#### [Aim of the exercise]
Count every line of the listing where the string "color" occurs, and reply with the count alone.

►

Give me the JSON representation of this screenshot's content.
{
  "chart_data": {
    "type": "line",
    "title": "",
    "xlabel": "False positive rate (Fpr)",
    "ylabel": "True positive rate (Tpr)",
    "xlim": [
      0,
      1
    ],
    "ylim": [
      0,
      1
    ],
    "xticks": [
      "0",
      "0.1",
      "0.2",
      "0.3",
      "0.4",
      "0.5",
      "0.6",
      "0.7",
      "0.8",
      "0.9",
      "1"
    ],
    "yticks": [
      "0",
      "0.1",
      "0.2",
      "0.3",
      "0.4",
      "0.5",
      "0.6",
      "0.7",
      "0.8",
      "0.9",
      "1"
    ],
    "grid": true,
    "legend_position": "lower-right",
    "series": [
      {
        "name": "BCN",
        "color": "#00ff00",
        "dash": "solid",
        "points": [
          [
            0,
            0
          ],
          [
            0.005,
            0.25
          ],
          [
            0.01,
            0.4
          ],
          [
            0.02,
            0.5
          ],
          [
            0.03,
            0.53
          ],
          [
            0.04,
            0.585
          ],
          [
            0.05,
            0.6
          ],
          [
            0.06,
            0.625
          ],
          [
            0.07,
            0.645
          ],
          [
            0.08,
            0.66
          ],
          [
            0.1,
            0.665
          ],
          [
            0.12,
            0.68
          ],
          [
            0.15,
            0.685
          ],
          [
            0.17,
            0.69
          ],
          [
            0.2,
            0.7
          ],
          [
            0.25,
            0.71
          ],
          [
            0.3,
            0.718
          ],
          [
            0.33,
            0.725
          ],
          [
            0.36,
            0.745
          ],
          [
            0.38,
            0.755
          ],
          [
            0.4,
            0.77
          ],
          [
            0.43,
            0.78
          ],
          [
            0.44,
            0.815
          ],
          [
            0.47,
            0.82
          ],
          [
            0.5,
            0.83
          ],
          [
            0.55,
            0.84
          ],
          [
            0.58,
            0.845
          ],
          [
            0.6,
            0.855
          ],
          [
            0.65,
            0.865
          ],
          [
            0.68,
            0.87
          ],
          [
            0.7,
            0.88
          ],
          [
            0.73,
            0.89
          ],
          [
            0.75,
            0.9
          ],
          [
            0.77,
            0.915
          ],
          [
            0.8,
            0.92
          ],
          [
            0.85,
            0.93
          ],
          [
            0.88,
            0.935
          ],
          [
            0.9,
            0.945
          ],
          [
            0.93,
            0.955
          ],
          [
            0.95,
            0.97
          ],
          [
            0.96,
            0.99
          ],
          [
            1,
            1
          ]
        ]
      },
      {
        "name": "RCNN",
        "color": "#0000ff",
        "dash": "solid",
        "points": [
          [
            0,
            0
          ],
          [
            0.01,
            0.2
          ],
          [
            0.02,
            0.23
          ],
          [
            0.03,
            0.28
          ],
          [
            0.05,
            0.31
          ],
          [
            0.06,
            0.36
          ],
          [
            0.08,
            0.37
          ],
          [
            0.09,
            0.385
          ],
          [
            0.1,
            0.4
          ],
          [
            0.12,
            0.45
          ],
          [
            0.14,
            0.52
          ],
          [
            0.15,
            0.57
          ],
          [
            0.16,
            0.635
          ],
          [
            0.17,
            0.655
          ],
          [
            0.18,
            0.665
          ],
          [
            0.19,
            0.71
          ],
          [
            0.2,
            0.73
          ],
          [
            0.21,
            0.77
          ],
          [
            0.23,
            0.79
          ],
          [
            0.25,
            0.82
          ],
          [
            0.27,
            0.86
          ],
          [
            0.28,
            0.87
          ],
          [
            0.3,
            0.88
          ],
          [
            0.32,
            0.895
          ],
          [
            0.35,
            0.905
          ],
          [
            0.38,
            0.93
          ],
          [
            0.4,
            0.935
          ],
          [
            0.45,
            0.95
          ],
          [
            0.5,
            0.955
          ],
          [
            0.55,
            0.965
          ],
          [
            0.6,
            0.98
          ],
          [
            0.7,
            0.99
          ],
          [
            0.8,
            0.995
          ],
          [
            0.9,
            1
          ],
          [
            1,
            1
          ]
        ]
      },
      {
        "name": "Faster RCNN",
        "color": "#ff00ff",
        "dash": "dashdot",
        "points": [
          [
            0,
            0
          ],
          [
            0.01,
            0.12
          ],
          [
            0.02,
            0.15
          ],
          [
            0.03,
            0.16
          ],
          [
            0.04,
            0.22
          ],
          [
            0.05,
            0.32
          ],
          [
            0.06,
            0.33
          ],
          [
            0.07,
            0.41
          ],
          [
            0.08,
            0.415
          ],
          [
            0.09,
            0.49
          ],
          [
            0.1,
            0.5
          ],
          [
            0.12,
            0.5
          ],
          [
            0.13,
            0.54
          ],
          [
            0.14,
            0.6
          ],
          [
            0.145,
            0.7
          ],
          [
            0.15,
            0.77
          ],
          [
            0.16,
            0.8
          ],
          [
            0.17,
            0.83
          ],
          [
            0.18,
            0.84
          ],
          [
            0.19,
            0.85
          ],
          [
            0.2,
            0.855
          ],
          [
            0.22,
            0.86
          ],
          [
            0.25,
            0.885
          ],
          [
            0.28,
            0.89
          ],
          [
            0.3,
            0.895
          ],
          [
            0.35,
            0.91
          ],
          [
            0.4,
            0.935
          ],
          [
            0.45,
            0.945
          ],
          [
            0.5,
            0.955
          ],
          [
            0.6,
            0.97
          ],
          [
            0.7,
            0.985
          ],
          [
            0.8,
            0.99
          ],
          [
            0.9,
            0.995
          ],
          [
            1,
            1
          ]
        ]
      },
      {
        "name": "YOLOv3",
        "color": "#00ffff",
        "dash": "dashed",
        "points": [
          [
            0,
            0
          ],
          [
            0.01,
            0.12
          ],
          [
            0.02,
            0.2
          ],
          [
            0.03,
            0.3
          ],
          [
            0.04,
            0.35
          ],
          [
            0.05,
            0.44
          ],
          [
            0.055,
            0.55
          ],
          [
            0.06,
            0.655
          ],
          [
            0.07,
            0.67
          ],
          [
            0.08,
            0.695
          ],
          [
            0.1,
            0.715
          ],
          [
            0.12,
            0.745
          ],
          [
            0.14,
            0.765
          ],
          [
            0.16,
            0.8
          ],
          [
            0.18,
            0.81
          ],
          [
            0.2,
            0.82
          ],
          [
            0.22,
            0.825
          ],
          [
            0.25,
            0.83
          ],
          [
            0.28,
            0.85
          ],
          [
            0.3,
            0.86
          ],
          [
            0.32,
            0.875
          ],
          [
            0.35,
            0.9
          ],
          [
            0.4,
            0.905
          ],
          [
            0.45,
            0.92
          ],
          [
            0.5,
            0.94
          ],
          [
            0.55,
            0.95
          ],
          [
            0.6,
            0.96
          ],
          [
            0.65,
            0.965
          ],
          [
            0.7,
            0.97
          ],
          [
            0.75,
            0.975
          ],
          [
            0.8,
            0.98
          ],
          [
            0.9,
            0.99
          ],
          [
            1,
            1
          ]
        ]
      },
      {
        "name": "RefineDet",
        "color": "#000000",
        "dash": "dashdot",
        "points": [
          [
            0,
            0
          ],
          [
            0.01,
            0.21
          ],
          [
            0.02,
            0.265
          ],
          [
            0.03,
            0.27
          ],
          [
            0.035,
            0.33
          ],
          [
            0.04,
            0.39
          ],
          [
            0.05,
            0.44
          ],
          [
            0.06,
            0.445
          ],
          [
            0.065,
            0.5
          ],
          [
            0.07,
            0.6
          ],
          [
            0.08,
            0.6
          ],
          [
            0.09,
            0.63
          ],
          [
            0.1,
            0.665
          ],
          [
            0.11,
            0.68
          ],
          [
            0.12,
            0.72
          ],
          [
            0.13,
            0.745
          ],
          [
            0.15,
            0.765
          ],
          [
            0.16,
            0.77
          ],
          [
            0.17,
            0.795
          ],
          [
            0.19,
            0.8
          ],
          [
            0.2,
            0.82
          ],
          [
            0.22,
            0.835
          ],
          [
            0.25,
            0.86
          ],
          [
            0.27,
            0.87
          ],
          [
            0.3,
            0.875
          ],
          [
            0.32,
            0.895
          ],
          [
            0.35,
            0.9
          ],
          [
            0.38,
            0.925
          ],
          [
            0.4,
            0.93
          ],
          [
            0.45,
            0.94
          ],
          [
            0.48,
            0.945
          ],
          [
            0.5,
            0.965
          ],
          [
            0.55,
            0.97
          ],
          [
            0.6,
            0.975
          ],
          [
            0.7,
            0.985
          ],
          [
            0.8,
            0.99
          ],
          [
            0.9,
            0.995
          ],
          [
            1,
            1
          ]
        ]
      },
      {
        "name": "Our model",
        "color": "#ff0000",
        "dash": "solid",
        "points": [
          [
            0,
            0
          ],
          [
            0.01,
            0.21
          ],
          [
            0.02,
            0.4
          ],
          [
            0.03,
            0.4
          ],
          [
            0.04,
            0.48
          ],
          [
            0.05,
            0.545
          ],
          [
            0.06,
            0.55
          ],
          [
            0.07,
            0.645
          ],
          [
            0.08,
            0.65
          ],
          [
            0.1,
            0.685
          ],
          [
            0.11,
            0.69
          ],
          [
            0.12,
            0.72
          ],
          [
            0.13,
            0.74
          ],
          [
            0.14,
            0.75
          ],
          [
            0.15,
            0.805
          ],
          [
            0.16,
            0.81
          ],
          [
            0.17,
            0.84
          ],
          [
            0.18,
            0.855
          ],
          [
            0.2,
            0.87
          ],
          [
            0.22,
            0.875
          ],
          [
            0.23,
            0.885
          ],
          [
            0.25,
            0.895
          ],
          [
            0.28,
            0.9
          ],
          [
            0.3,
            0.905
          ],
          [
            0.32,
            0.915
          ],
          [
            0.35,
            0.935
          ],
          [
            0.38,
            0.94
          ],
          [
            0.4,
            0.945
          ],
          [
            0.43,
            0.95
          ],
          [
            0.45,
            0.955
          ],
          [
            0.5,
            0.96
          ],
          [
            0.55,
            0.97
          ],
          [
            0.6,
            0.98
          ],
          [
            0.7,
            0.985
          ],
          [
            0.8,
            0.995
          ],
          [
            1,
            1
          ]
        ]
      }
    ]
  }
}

◄

#### [Worked answer]
6